Data entries:
____
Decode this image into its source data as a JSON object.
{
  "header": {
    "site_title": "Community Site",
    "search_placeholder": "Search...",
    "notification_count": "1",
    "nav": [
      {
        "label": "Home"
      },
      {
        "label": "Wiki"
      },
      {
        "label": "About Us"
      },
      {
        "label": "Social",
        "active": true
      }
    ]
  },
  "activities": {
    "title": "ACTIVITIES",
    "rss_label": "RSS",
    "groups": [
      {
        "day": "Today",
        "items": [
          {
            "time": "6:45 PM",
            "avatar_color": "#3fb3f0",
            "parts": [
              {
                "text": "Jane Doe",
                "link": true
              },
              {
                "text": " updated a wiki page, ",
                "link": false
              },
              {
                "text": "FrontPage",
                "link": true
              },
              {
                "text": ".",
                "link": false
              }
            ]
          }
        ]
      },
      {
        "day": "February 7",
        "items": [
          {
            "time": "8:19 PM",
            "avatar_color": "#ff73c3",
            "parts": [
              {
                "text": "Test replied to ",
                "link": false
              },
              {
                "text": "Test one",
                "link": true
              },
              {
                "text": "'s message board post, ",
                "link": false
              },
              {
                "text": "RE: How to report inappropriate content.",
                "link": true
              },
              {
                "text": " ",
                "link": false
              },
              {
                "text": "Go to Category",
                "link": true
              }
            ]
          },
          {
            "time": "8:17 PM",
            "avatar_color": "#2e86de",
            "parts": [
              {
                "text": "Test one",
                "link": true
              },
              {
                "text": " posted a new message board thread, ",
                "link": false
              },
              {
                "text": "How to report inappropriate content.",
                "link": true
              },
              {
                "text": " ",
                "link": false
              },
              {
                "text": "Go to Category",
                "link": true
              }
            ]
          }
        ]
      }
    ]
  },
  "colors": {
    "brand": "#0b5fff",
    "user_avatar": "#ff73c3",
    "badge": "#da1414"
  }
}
____
Transcribe the data. Leave every line exactly as it is.

Decode this image into its source data as a JSON object.
{
  "header": {
    "site_title": "Community Site",
    "search_placeholder": "Search...",
    "notification_count": "1",
    "nav": [
      {
        "label": "Home"
      },
      {
        "label": "Wiki"
      },
      {
        "label": "About Us"
      },
      {
        "label": "Social",
        "active": true
      }
    ]
  },
  "activities": {
    "title": "ACTIVITIES",
    "rss_label": "RSS",
    "groups": [
      {
        "day": "Today",
        "items": [
          {
            "time": "6:45 PM",
            "avatar_color": "#3fb3f0",
            "parts": [
              {
                "text": "Jane Doe",
                "link": true
              },
              {
                "text": " updated a wiki page, ",
                "link": false
              },
              {
                "text": "FrontPage",
                "link": true
              },
              {
                "text": ".",
                "link": false
              }
            ]
          }
        ]
      },
      {
        "day": "February 7",
        "items": [
          {
            "time": "8:19 PM",
            "avatar_color": "#ff73c3",
            "parts": [
              {
                "text": "Test replied to ",
                "link": false
              },
              {
                "text": "Test one",
                "link": true
              },
              {
                "text": "'s message board post, ",
                "link": false
              },
              {
                "text": "RE: How to report inappropriate content.",
                "link": true
              },
              {
                "text": " ",
                "link": false
              },
              {
                "text": "Go to Category",
                "link": true
              }
            ]
          },
          {
            "time": "8:17 PM",
            "avatar_color": "#2e86de",
            "parts": [
              {
                "text": "Test one",
                "link": true
              },
              {
                "text": " posted a new message board thread, ",
                "link": false
              },
              {
                "text": "How to report inappropriate content.",
                "link": true
              },
              {
                "text": " ",
                "link": false
              },
              {
                "text": "Go to Category",
                "link": true
              }
            ]
          }
        ]
      }
    ]
  },
  "colors": {
    "brand": "#0b5fff",
    "user_avatar": "#ff73c3",
    "badge": "#da1414"
  }
}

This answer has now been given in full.